## Begin

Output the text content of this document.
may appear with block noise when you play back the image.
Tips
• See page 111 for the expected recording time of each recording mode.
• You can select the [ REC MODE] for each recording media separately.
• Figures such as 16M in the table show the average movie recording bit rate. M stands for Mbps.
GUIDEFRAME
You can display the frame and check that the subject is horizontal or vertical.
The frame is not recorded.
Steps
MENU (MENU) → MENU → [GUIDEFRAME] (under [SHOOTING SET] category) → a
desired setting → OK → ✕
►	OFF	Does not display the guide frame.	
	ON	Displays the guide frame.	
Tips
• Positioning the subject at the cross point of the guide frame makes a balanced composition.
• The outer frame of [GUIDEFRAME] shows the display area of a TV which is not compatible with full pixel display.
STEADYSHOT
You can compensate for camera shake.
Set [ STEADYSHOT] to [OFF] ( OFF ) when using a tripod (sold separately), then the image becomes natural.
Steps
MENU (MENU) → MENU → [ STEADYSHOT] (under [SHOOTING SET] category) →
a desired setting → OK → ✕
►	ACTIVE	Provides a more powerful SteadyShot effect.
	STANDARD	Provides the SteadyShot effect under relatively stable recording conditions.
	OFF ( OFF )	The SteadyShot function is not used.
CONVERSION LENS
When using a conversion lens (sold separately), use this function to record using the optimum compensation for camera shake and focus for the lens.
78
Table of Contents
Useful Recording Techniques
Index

## End

## Exercise goal
Which lines of the data above contain "this"? Copy each one.

## Response
Output the text content of this document.
When using a conversion lens (sold separately), use this function to record using the optimum compensation for camera shake and focus for the lens.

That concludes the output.